Objective: Go through the listing and copy every line word for word.

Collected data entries
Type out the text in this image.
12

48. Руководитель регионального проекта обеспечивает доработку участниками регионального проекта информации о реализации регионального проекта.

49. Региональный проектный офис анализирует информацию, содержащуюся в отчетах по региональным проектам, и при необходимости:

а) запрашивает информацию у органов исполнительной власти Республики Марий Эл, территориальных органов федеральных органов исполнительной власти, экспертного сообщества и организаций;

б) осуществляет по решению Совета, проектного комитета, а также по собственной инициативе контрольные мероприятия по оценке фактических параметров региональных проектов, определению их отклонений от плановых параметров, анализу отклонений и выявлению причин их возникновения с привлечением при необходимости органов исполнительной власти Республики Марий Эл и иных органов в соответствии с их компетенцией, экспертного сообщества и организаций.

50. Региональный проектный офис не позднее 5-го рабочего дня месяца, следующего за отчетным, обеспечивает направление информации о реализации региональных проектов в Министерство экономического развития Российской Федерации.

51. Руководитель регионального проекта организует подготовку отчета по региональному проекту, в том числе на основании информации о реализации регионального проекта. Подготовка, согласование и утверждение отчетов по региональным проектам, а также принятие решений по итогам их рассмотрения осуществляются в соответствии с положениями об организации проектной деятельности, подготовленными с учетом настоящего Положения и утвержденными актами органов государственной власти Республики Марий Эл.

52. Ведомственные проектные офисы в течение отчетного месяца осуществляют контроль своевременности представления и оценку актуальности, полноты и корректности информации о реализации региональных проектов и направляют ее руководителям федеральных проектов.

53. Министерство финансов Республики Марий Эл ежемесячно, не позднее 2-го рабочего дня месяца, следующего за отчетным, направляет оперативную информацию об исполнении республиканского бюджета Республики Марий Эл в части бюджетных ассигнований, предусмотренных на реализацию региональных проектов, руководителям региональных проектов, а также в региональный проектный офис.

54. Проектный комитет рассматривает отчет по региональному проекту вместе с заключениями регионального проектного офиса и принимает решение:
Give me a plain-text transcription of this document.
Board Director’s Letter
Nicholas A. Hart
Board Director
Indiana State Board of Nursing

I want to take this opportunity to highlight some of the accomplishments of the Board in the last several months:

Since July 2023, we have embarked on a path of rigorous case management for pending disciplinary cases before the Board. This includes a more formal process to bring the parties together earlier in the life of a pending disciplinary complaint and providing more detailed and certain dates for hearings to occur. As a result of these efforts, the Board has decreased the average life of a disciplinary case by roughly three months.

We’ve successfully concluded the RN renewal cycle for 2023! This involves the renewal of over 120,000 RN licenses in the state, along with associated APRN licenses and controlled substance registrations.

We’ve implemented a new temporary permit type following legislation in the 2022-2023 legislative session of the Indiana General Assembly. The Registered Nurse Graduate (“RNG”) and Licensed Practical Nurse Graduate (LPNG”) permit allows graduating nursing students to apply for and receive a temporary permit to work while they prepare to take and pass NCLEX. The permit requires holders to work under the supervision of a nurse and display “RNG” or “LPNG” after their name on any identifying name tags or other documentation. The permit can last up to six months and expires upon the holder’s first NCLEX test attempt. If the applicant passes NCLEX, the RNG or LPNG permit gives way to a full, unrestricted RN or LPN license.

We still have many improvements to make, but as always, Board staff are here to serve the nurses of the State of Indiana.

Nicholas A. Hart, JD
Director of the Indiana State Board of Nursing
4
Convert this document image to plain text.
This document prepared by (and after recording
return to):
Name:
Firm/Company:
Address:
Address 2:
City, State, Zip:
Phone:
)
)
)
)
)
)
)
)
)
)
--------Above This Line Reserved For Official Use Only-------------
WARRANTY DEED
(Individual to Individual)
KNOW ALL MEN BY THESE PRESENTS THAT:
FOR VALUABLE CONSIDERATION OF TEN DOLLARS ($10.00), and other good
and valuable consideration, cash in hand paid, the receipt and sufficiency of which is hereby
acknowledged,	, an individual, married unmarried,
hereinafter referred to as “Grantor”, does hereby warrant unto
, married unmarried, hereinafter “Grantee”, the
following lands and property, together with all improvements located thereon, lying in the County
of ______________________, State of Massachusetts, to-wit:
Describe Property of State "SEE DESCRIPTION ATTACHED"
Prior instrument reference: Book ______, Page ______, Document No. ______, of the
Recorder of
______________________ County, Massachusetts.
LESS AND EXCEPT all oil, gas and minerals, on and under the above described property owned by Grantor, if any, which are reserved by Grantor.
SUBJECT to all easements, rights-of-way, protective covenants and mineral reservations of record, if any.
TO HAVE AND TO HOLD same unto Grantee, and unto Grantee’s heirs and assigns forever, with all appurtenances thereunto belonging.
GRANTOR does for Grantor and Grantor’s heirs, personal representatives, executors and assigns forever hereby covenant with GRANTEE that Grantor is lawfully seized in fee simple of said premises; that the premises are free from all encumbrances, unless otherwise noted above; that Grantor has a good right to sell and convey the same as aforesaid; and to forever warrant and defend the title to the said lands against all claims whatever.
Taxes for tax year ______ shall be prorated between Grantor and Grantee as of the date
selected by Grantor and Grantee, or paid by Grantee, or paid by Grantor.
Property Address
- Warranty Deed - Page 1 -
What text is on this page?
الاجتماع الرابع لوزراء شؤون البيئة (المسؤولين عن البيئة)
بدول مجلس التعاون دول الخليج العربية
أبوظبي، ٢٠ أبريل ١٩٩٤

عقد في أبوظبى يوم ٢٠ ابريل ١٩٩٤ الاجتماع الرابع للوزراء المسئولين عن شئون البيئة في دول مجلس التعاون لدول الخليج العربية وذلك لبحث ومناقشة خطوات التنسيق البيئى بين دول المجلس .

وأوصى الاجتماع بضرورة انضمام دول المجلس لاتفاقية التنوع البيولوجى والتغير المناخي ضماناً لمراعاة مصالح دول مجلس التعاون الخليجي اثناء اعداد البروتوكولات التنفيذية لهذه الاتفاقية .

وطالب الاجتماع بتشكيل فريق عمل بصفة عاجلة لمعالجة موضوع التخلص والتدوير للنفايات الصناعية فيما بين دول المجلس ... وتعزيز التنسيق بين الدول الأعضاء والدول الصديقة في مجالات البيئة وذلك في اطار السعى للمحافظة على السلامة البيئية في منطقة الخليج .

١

Task answer:
Type out the text in this image.
12

48. Руководитель регионального проекта обеспечивает доработку участниками регионального проекта информации о реализации регионального проекта.

49. Региональный проектный офис анализирует информацию, содержащуюся в отчетах по региональным проектам, и при необходимости:

а) запрашивает информацию у органов исполнительной власти Республики Марий Эл, территориальных органов федеральных органов исполнительной власти, экспертного сообщества и организаций;

б) осуществляет по решению Совета, проектного комитета, а также по собственной инициативе контрольные мероприятия по оценке фактических параметров региональных проектов, определению их отклонений от плановых параметров, анализу отклонений и выявлению причин их возникновения с привлечением при необходимости органов исполнительной власти Республики Марий Эл и иных органов в соответствии с их компетенцией, экспертного сообщества и организаций.

50. Региональный проектный офис не позднее 5-го рабочего дня месяца, следующего за отчетным, обеспечивает направление информации о реализации региональных проектов в Министерство экономического развития Российской Федерации.

51. Руководитель регионального проекта организует подготовку отчета по региональному проекту, в том числе на основании информации о реализации регионального проекта. Подготовка, согласование и утверждение отчетов по региональным проектам, а также принятие решений по итогам их рассмотрения осуществляются в соответствии с положениями об организации проектной деятельности, подготовленными с учетом настоящего Положения и утвержденными актами органов государственной власти Республики Марий Эл.

52. Ведомственные проектные офисы в течение отчетного месяца осуществляют контроль своевременности представления и оценку актуальности, полноты и корректности информации о реализации региональных проектов и направляют ее руководителям федеральных проектов.

53. Министерство финансов Республики Марий Эл ежемесячно, не позднее 2-го рабочего дня месяца, следующего за отчетным, направляет оперативную информацию об исполнении республиканского бюджета Республики Марий Эл в части бюджетных ассигнований, предусмотренных на реализацию региональных проектов, руководителям региональных проектов, а также в региональный проектный офис.

54. Проектный комитет рассматривает отчет по региональному проекту вместе с заключениями регионального проектного офиса и принимает решение:
Give me a plain-text transcription of this document.
Board Director’s Letter
Nicholas A. Hart
Board Director
Indiana State Board of Nursing

I want to take this opportunity to highlight some of the accomplishments of the Board in the last several months:

Since July 2023, we have embarked on a path of rigorous case management for pending disciplinary cases before the Board. This includes a more formal process to bring the parties together earlier in the life of a pending disciplinary complaint and providing more detailed and certain dates for hearings to occur. As a result of these efforts, the Board has decreased the average life of a disciplinary case by roughly three months.

We’ve successfully concluded the RN renewal cycle for 2023! This involves the renewal of over 120,000 RN licenses in the state, along with associated APRN licenses and controlled substance registrations.

We’ve implemented a new temporary permit type following legislation in the 2022-2023 legislative session of the Indiana General Assembly. The Registered Nurse Graduate (“RNG”) and Licensed Practical Nurse Graduate (LPNG”) permit allows graduating nursing students to apply for and receive a temporary permit to work while they prepare to take and pass NCLEX. The permit requires holders to work under the supervision of a nurse and display “RNG” or “LPNG” after their name on any identifying name tags or other documentation. The permit can last up to six months and expires upon the holder’s first NCLEX test attempt. If the applicant passes NCLEX, the RNG or LPNG permit gives way to a full, unrestricted RN or LPN license.

We still have many improvements to make, but as always, Board staff are here to serve the nurses of the State of Indiana.

Nicholas A. Hart, JD
Director of the Indiana State Board of Nursing
4
Convert this document image to plain text.
This document prepared by (and after recording
return to):
Name:
Firm/Company:
Address:
Address 2:
City, State, Zip:
Phone:
)
)
)
)
)
)
)
)
)
)
--------Above This Line Reserved For Official Use Only-------------
WARRANTY DEED
(Individual to Individual)
KNOW ALL MEN BY THESE PRESENTS THAT:
FOR VALUABLE CONSIDERATION OF TEN DOLLARS ($10.00), and other good
and valuable consideration, cash in hand paid, the receipt and sufficiency of which is hereby
acknowledged,	, an individual, married unmarried,
hereinafter referred to as “Grantor”, does hereby warrant unto
, married unmarried, hereinafter “Grantee”, the
following lands and property, together with all improvements located thereon, lying in the County
of ______________________, State of Massachusetts, to-wit:
Describe Property of State "SEE DESCRIPTION ATTACHED"
Prior instrument reference: Book ______, Page ______, Document No. ______, of the
Recorder of
______________________ County, Massachusetts.
LESS AND EXCEPT all oil, gas and minerals, on and under the above described property owned by Grantor, if any, which are reserved by Grantor.
SUBJECT to all easements, rights-of-way, protective covenants and mineral reservations of record, if any.
TO HAVE AND TO HOLD same unto Grantee, and unto Grantee’s heirs and assigns forever, with all appurtenances thereunto belonging.
GRANTOR does for Grantor and Grantor’s heirs, personal representatives, executors and assigns forever hereby covenant with GRANTEE that Grantor is lawfully seized in fee simple of said premises; that the premises are free from all encumbrances, unless otherwise noted above; that Grantor has a good right to sell and convey the same as aforesaid; and to forever warrant and defend the title to the said lands against all claims whatever.
Taxes for tax year ______ shall be prorated between Grantor and Grantee as of the date
selected by Grantor and Grantee, or paid by Grantee, or paid by Grantor.
Property Address
- Warranty Deed - Page 1 -
What text is on this page?
الاجتماع الرابع لوزراء شؤون البيئة (المسؤولين عن البيئة)
بدول مجلس التعاون دول الخليج العربية
أبوظبي، ٢٠ أبريل ١٩٩٤

عقد في أبوظبى يوم ٢٠ ابريل ١٩٩٤ الاجتماع الرابع للوزراء المسئولين عن شئون البيئة في دول مجلس التعاون لدول الخليج العربية وذلك لبحث ومناقشة خطوات التنسيق البيئى بين دول المجلس .

وأوصى الاجتماع بضرورة انضمام دول المجلس لاتفاقية التنوع البيولوجى والتغير المناخي ضماناً لمراعاة مصالح دول مجلس التعاون الخليجي اثناء اعداد البروتوكولات التنفيذية لهذه الاتفاقية .

وطالب الاجتماع بتشكيل فريق عمل بصفة عاجلة لمعالجة موضوع التخلص والتدوير للنفايات الصناعية فيما بين دول المجلس ... وتعزيز التنسيق بين الدول الأعضاء والدول الصديقة في مجالات البيئة وذلك في اطار السعى للمحافظة على السلامة البيئية في منطقة الخليج .

١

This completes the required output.